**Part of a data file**
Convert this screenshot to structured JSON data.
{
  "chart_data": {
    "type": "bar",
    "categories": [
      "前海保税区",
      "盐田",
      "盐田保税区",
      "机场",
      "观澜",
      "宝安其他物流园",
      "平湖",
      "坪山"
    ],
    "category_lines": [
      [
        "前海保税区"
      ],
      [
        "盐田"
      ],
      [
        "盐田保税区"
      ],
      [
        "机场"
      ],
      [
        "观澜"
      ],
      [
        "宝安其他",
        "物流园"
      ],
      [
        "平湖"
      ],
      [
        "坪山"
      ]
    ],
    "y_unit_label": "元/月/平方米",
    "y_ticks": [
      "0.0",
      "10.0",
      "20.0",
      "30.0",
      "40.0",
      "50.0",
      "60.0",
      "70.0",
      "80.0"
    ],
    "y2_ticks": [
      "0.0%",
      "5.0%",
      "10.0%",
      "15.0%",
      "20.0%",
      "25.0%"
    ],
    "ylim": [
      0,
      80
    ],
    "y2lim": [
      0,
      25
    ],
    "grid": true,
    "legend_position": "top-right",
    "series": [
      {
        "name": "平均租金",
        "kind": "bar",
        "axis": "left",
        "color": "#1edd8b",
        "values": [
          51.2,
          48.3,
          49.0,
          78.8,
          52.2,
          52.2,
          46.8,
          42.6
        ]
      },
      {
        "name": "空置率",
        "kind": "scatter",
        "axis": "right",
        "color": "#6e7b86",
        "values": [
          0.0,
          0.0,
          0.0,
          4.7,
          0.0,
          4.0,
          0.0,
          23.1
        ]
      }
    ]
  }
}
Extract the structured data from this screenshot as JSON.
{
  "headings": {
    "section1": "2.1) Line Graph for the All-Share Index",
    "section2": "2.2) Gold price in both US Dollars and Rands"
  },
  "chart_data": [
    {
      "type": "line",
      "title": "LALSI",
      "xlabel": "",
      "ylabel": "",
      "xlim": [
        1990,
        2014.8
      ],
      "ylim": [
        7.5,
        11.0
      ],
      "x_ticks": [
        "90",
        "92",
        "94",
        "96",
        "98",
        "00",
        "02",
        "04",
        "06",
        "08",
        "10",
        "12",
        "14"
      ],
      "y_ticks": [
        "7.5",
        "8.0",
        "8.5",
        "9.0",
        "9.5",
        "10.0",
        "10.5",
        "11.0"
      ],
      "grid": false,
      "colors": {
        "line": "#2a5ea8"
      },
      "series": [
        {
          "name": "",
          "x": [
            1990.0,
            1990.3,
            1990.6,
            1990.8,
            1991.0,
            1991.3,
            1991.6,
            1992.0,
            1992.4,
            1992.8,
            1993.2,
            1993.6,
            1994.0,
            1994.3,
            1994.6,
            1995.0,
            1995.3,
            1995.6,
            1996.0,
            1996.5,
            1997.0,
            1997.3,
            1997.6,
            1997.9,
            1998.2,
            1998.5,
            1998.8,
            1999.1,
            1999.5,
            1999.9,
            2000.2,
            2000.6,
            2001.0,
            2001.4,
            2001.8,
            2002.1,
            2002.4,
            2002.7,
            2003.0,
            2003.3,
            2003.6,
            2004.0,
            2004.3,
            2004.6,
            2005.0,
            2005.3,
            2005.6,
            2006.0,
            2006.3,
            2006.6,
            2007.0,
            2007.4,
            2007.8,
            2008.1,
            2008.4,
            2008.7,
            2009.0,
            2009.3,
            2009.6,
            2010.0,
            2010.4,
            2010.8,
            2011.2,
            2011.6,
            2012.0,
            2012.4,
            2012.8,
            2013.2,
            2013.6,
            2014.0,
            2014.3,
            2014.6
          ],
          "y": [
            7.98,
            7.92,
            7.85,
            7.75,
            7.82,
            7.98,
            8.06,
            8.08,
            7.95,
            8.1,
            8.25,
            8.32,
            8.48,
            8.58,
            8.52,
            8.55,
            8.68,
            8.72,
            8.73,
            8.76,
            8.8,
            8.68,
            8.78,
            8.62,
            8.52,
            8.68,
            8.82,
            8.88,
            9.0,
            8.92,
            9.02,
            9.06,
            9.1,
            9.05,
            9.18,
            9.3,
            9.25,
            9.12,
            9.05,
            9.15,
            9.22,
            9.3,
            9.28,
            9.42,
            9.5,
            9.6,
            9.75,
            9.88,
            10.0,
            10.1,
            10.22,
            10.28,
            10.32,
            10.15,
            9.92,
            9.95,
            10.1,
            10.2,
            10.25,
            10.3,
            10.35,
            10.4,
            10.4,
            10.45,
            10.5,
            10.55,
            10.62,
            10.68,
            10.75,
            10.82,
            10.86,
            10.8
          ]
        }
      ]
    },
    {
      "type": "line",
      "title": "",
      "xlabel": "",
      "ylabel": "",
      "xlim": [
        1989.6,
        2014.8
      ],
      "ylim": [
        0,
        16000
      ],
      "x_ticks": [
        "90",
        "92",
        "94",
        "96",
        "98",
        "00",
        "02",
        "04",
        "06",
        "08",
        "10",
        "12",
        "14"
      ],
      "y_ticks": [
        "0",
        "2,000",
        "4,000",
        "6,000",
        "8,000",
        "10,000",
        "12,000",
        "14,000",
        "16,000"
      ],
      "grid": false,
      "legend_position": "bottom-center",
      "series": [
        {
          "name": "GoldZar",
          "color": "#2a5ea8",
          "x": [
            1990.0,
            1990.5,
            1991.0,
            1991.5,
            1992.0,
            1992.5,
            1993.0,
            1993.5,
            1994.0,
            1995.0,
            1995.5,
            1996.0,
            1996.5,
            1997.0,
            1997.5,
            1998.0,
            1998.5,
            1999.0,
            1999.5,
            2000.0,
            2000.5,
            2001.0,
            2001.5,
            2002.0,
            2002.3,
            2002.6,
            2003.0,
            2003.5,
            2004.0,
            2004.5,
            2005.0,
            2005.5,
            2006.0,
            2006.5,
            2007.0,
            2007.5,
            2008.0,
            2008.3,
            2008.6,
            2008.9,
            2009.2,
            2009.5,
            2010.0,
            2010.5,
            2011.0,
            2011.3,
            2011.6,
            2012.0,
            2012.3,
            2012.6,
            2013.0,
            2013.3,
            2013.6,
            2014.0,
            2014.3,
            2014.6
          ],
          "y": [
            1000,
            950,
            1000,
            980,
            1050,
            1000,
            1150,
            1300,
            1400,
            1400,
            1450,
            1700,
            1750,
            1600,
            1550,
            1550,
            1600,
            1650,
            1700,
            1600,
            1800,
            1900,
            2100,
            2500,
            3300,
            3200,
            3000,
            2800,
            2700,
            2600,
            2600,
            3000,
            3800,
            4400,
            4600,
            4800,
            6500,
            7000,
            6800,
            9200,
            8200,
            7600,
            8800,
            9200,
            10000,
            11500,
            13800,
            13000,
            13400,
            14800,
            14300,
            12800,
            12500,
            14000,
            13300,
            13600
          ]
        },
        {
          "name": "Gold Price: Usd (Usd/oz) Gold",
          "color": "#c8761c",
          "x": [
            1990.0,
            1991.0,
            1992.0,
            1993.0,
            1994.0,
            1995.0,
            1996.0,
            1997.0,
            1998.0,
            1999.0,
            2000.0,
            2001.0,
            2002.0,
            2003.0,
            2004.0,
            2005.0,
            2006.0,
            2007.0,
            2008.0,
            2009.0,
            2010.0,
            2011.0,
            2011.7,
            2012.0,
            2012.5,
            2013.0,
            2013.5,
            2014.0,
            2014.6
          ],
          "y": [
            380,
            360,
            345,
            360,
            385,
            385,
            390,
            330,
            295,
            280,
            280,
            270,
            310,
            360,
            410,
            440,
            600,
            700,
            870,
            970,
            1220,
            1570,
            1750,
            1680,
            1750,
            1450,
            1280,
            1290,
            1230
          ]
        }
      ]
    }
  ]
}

**Exercise instructions**
Scan the data for the word "screenshot" and copy every line where it shows up.

**Response to the task**
Convert this screenshot to structured JSON data.
Extract the structured data from this screenshot as JSON.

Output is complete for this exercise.